Leave out the pictures and restate the rest of the data exactly.

Items from a figure collection
##############################
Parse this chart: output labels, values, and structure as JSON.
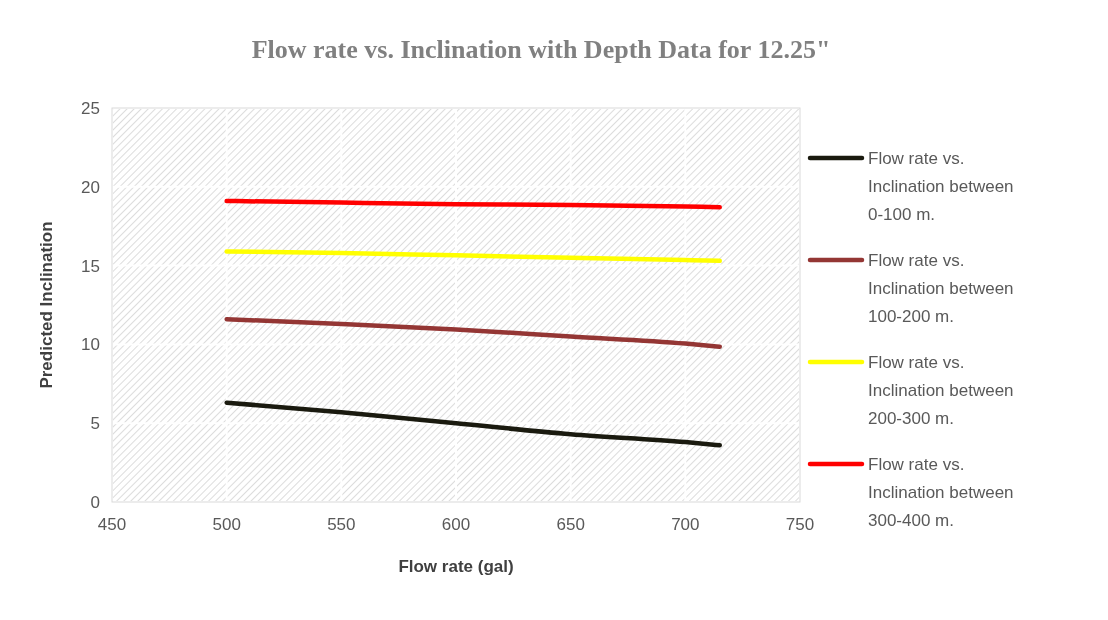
{
  "chart_data": {
    "type": "line",
    "title": "Flow rate vs. Inclination with Depth Data for 12.25\"",
    "xlabel": "Flow rate (gal)",
    "ylabel": "Predicted Inclination",
    "x": [
      500,
      550,
      600,
      650,
      700,
      715
    ],
    "series": [
      {
        "name": "Flow rate vs. Inclination between 0-100 m.",
        "color": "#1a1a0f",
        "values": [
          6.3,
          5.7,
          5.0,
          4.3,
          3.8,
          3.6
        ]
      },
      {
        "name": "Flow rate vs. Inclination between 100-200 m.",
        "color": "#943634",
        "values": [
          11.6,
          11.3,
          10.95,
          10.5,
          10.05,
          9.85
        ]
      },
      {
        "name": "Flow rate vs. Inclination between 200-300 m.",
        "color": "#ffff00",
        "values": [
          15.9,
          15.8,
          15.65,
          15.5,
          15.35,
          15.3
        ]
      },
      {
        "name": "Flow rate vs. Inclination between 300-400 m.",
        "color": "#ff0000",
        "values": [
          19.1,
          19.0,
          18.9,
          18.85,
          18.75,
          18.7
        ]
      }
    ],
    "xlim": [
      450,
      750
    ],
    "xticks": [
      450,
      500,
      550,
      600,
      650,
      700,
      750
    ],
    "ylim": [
      0,
      25
    ],
    "yticks": [
      0,
      5,
      10,
      15,
      20,
      25
    ],
    "grid": true,
    "legend": "right",
    "marker": "none",
    "line_style": "solid"
  }
}
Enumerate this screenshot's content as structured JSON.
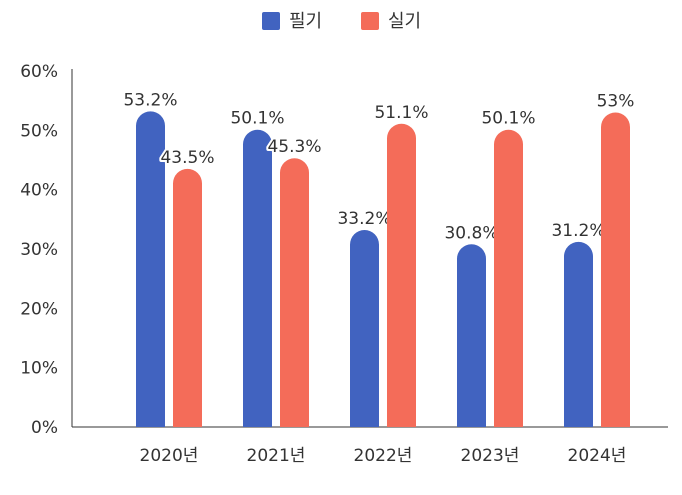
{
  "chart_data": {
    "type": "bar",
    "categories": [
      "2020년",
      "2021년",
      "2022년",
      "2023년",
      "2024년"
    ],
    "series": [
      {
        "name": "필기",
        "color": "#4163c0",
        "values": [
          53.2,
          50.1,
          33.2,
          30.8,
          31.2
        ],
        "labels": [
          "53.2%",
          "50.1%",
          "33.2%",
          "30.8%",
          "31.2%"
        ]
      },
      {
        "name": "실기",
        "color": "#f46c59",
        "values": [
          43.5,
          45.3,
          51.1,
          50.1,
          53.0
        ],
        "labels": [
          "43.5%",
          "45.3%",
          "51.1%",
          "50.1%",
          "53%"
        ]
      }
    ],
    "yticks": [
      "0%",
      "10%",
      "20%",
      "30%",
      "40%",
      "50%",
      "60%"
    ],
    "ylim": [
      0,
      60
    ],
    "grid": false,
    "legend_position": "top-center",
    "title": "",
    "xlabel": "",
    "ylabel": ""
  }
}
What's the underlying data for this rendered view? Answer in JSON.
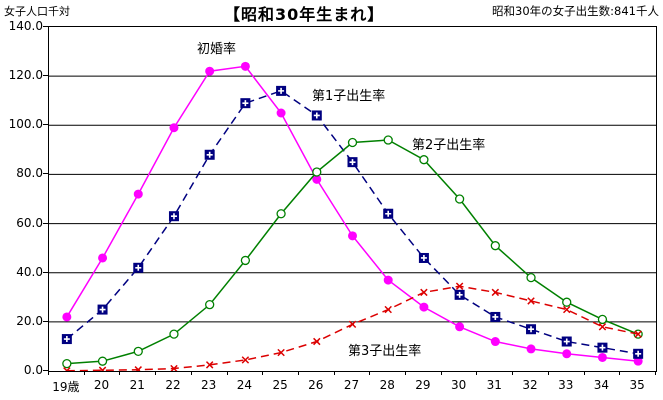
{
  "header": {
    "y_axis_unit": "女子人口千対",
    "title": "【昭和30年生まれ】",
    "note": "昭和30年の女子出生数:841千人"
  },
  "chart_data": {
    "type": "line",
    "title": "【昭和30年生まれ】",
    "ylabel": "女子人口千対",
    "annotation": "昭和30年の女子出生数:841千人",
    "categories": [
      "19歳",
      "20",
      "21",
      "22",
      "23",
      "24",
      "25",
      "26",
      "27",
      "28",
      "29",
      "30",
      "31",
      "32",
      "33",
      "34",
      "35"
    ],
    "xlabel": "",
    "ylim": [
      0,
      140
    ],
    "ytick_interval": 20,
    "ytick_labels": [
      "0.0",
      "20.0",
      "40.0",
      "60.0",
      "80.0",
      "100.0",
      "120.0",
      "140.0"
    ],
    "grid": "horizontal",
    "legend_position": "inline-annotations",
    "series": [
      {
        "name": "初婚率",
        "color": "#FF00FF",
        "line": "solid",
        "marker": "filled-circle",
        "values": [
          22,
          46,
          72,
          99,
          122,
          124,
          105,
          78,
          55,
          37,
          26,
          18,
          12,
          9,
          7,
          5.5,
          4
        ]
      },
      {
        "name": "第1子出生率",
        "color": "#000080",
        "line": "dashed",
        "marker": "square-plus",
        "values": [
          13,
          25,
          42,
          63,
          88,
          109,
          114,
          104,
          85,
          64,
          46,
          31,
          22,
          17,
          12,
          9.5,
          7
        ]
      },
      {
        "name": "第2子出生率",
        "color": "#008000",
        "line": "solid",
        "marker": "open-circle",
        "values": [
          3,
          4,
          8,
          15,
          27,
          45,
          64,
          81,
          93,
          94,
          86,
          70,
          51,
          38,
          28,
          21,
          15
        ]
      },
      {
        "name": "第3子出生率",
        "color": "#DC0000",
        "line": "dashed",
        "marker": "x-cross",
        "values": [
          0.1,
          0.3,
          0.5,
          1,
          2.5,
          4.5,
          7.5,
          12,
          19,
          25,
          32,
          34.5,
          32,
          28.5,
          25,
          18,
          15
        ]
      }
    ]
  }
}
##############################
Exercise answer —
Parse this chart: output labels, values, and structure as JSON.
{
  "chart_data": {
    "type": "line",
    "title": "Flow rate vs. Inclination with Depth Data for 12.25\"",
    "xlabel": "Flow rate (gal)",
    "ylabel": "Predicted Inclination",
    "x": [
      500,
      550,
      600,
      650,
      700,
      715
    ],
    "series": [
      {
        "name": "Flow rate vs. Inclination between 0-100 m.",
        "color": "#1a1a0f",
        "values": [
          6.3,
          5.7,
          5.0,
          4.3,
          3.8,
          3.6
        ]
      },
      {
        "name": "Flow rate vs. Inclination between 100-200 m.",
        "color": "#943634",
        "values": [
          11.6,
          11.3,
          10.95,
          10.5,
          10.05,
          9.85
        ]
      },
      {
        "name": "Flow rate vs. Inclination between 200-300 m.",
        "color": "#ffff00",
        "values": [
          15.9,
          15.8,
          15.65,
          15.5,
          15.35,
          15.3
        ]
      },
      {
        "name": "Flow rate vs. Inclination between 300-400 m.",
        "color": "#ff0000",
        "values": [
          19.1,
          19.0,
          18.9,
          18.85,
          18.75,
          18.7
        ]
      }
    ],
    "xlim": [
      450,
      750
    ],
    "xticks": [
      450,
      500,
      550,
      600,
      650,
      700,
      750
    ],
    "ylim": [
      0,
      25
    ],
    "yticks": [
      0,
      5,
      10,
      15,
      20,
      25
    ],
    "grid": true,
    "legend": "right",
    "marker": "none",
    "line_style": "solid"
  }
}
Enumerate this screenshot's content as structured JSON.
{
  "chart_data": {
    "type": "bar",
    "categories": [
      "2020년",
      "2021년",
      "2022년",
      "2023년",
      "2024년"
    ],
    "series": [
      {
        "name": "필기",
        "color": "#4163c0",
        "values": [
          53.2,
          50.1,
          33.2,
          30.8,
          31.2
        ],
        "labels": [
          "53.2%",
          "50.1%",
          "33.2%",
          "30.8%",
          "31.2%"
        ]
      },
      {
        "name": "실기",
        "color": "#f46c59",
        "values": [
          43.5,
          45.3,
          51.1,
          50.1,
          53.0
        ],
        "labels": [
          "43.5%",
          "45.3%",
          "51.1%",
          "50.1%",
          "53%"
        ]
      }
    ],
    "yticks": [
      "0%",
      "10%",
      "20%",
      "30%",
      "40%",
      "50%",
      "60%"
    ],
    "ylim": [
      0,
      60
    ],
    "grid": false,
    "legend_position": "top-center",
    "title": "",
    "xlabel": "",
    "ylabel": ""
  }
}
What's the underlying data for this rendered view? Answer in JSON.
{
  "header": {
    "y_axis_unit": "女子人口千対",
    "title": "【昭和30年生まれ】",
    "note": "昭和30年の女子出生数:841千人"
  },
  "chart_data": {
    "type": "line",
    "title": "【昭和30年生まれ】",
    "ylabel": "女子人口千対",
    "annotation": "昭和30年の女子出生数:841千人",
    "categories": [
      "19歳",
      "20",
      "21",
      "22",
      "23",
      "24",
      "25",
      "26",
      "27",
      "28",
      "29",
      "30",
      "31",
      "32",
      "33",
      "34",
      "35"
    ],
    "xlabel": "",
    "ylim": [
      0,
      140
    ],
    "ytick_interval": 20,
    "ytick_labels": [
      "0.0",
      "20.0",
      "40.0",
      "60.0",
      "80.0",
      "100.0",
      "120.0",
      "140.0"
    ],
    "grid": "horizontal",
    "legend_position": "inline-annotations",
    "series": [
      {
        "name": "初婚率",
        "color": "#FF00FF",
        "line": "solid",
        "marker": "filled-circle",
        "values": [
          22,
          46,
          72,
          99,
          122,
          124,
          105,
          78,
          55,
          37,
          26,
          18,
          12,
          9,
          7,
          5.5,
          4
        ]
      },
      {
        "name": "第1子出生率",
        "color": "#000080",
        "line": "dashed",
        "marker": "square-plus",
        "values": [
          13,
          25,
          42,
          63,
          88,
          109,
          114,
          104,
          85,
          64,
          46,
          31,
          22,
          17,
          12,
          9.5,
          7
        ]
      },
      {
        "name": "第2子出生率",
        "color": "#008000",
        "line": "solid",
        "marker": "open-circle",
        "values": [
          3,
          4,
          8,
          15,
          27,
          45,
          64,
          81,
          93,
          94,
          86,
          70,
          51,
          38,
          28,
          21,
          15
        ]
      },
      {
        "name": "第3子出生率",
        "color": "#DC0000",
        "line": "dashed",
        "marker": "x-cross",
        "values": [
          0.1,
          0.3,
          0.5,
          1,
          2.5,
          4.5,
          7.5,
          12,
          19,
          25,
          32,
          34.5,
          32,
          28.5,
          25,
          18,
          15
        ]
      }
    ]
  }
}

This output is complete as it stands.